> **WORK TO BE COMPLETED**
Pick out every line in the listing that contains the string "button", treating uppercase and lowercase as different.

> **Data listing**

▽

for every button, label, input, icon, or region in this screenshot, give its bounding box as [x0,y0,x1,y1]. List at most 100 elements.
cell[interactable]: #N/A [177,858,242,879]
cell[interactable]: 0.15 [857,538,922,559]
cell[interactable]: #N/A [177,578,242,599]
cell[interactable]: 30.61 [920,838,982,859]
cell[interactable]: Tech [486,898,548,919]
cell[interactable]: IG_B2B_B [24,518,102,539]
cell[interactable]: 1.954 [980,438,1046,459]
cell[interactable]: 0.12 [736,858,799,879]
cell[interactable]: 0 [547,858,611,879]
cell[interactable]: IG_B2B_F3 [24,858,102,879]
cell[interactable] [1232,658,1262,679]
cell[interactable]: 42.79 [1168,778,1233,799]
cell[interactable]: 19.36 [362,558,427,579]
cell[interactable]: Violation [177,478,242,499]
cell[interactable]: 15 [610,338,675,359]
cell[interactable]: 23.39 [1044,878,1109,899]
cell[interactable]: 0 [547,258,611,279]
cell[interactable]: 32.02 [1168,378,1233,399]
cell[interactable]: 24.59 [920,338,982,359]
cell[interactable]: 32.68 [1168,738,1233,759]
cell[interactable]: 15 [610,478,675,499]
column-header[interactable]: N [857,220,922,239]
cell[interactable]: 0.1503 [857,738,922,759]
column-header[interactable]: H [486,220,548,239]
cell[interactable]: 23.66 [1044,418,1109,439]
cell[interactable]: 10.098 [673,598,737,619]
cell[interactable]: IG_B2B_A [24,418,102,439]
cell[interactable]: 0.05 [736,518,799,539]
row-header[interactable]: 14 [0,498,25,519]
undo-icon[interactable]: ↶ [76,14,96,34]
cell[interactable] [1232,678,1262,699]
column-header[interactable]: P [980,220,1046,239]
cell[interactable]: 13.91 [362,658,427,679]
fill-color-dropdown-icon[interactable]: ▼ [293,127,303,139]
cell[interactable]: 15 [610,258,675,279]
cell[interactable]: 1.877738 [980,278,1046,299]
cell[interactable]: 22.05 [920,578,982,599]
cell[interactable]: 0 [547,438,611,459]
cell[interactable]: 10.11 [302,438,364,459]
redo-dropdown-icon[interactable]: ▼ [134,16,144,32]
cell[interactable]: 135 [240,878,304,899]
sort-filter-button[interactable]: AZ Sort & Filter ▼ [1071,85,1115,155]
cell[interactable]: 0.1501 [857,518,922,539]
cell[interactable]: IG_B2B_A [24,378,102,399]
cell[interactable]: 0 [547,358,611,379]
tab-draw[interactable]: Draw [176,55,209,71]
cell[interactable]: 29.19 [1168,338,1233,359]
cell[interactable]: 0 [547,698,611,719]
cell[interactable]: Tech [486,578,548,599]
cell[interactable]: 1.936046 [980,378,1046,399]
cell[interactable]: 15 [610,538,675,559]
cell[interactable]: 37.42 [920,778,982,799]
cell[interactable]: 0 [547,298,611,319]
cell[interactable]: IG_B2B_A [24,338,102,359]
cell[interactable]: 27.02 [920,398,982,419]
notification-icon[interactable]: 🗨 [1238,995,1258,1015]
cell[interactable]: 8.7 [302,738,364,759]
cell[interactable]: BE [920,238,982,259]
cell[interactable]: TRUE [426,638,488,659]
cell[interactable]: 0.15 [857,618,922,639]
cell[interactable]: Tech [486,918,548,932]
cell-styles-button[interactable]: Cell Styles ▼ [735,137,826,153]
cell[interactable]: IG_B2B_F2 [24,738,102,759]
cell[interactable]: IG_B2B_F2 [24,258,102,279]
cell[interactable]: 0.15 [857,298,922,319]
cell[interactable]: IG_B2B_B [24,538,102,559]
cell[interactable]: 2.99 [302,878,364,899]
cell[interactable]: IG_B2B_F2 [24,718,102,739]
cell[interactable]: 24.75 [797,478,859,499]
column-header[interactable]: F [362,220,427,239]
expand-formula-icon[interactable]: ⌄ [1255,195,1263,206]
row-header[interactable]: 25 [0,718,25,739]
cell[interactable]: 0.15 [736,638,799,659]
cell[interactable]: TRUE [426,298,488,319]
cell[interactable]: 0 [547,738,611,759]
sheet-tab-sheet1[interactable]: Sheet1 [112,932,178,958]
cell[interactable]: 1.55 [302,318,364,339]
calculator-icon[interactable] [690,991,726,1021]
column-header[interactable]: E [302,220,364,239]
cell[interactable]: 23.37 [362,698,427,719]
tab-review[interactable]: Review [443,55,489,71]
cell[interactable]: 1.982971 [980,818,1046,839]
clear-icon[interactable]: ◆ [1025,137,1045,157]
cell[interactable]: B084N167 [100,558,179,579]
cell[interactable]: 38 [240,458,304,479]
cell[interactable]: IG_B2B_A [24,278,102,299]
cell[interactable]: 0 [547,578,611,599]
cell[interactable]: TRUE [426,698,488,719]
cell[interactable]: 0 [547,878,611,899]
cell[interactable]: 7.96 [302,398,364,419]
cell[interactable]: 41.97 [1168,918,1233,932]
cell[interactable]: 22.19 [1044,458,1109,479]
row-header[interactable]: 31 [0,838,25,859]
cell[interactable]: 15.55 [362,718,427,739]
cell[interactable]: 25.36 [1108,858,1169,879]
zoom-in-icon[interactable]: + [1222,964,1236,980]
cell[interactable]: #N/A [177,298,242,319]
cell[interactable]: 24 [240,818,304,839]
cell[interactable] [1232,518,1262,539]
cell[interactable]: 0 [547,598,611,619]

△

> **ANSWER**
for every button, label, input, icon, or region in this screenshot, give its bounding box as [x0,y0,x1,y1]. List at most 100 elements.
sort-filter-button[interactable]: AZ Sort & Filter ▼ [1071,85,1115,155]
cell-styles-button[interactable]: Cell Styles ▼ [735,137,826,153]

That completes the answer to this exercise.